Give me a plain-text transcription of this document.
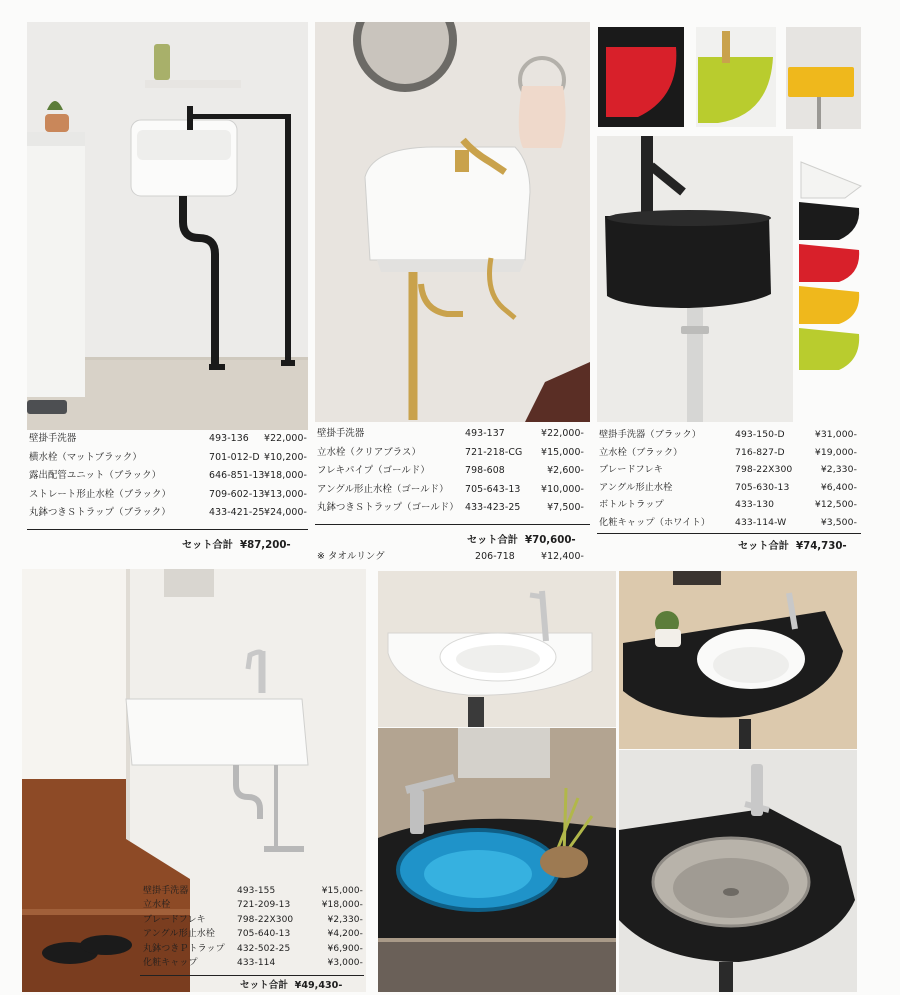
壁掛手洗器	493-136 ¥22,000-
横水栓（マットブラック）	701-012-D ¥10,200-
露出配管ユニット（ブラック）	646-851-13 ¥18,000-
ストレート形止水栓（ブラック）	709-602-13 ¥13,000-
丸鉢つきＳトラップ（ブラック）	433-421-25 ¥24,000-
セット合計 ¥87,200-
壁掛手洗器	493-137	¥22,000-
立水栓（クリアブラス）	721-218-CG ¥15,000-
フレキパイプ（ゴールド）	798-608	¥2,600-
アングル形止水栓（ゴールド） 705-643-13 ¥10,000-
丸鉢つきＳトラップ（ゴールド） 433-423-25	¥7,500-
セット合計 ¥70,600-
※ タオルリング	206-718	¥12,400-
壁掛手洗器（ブラック）	493-150-D	¥31,000-
立水栓（ブラック）	716-827-D	¥19,000-
ブレードフレキ	798-22X300	¥2,330-
アングル形止水栓	705-630-13	¥6,400-
ボトルトラップ	433-130	¥12,500-
化粧キャップ（ホワイト）	433-114-W	¥3,500-
セット合計 ¥74,730-
壁掛手洗器	493-155	¥15,000-
立水栓	721-209-13	¥18,000-
ブレードフレキ	798-22X300	¥2,330-
アングル形止水栓 705-640-13	¥4,200-
丸鉢つきＰトラップ 432-502-25	¥6,900-
化粧キャップ	433-114	¥3,000-
セット合計 ¥49,430-
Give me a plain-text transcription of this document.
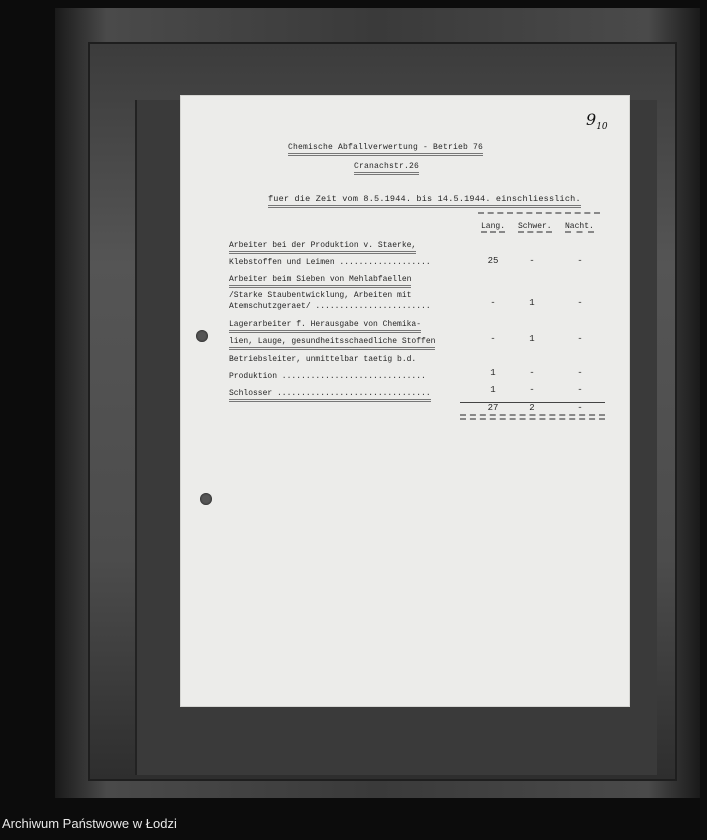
$9_{10}$
Chemische Abfallverwertung - Betrieb 76
Cranachstr.26
fuer die Zeit vom 8.5.1944. bis 14.5.1944. einschliesslich.
Lang. Schwer. Nacht.
Arbeiter bei der Produktion v. Staerke,
Klebstoffen und Leimen ...................	25	-	-
Arbeiter beim Sieben von Mehlabfaellen
/Starke Staubentwicklung, Arbeiten mit
Atemschutzgeraet/ ........................	-	1	-
Lagerarbeiter f. Herausgabe von Chemika-
lien, Lauge, gesundheitsschaedliche Stoffen	-	1	-
Betriebsleiter, unmittelbar taetig b.d.
Produktion ..............................	1	-	-
Schlosser ................................	1	-	-
27	2	-
Archiwum Państwowe w Łodzi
---------------
PROMPT: Pick out every line with the string "セット合計" and copy it.

RIGHT ANSWER:
セット合計 ¥87,200-
セット合計 ¥70,600-
セット合計 ¥74,730-
セット合計 ¥49,430-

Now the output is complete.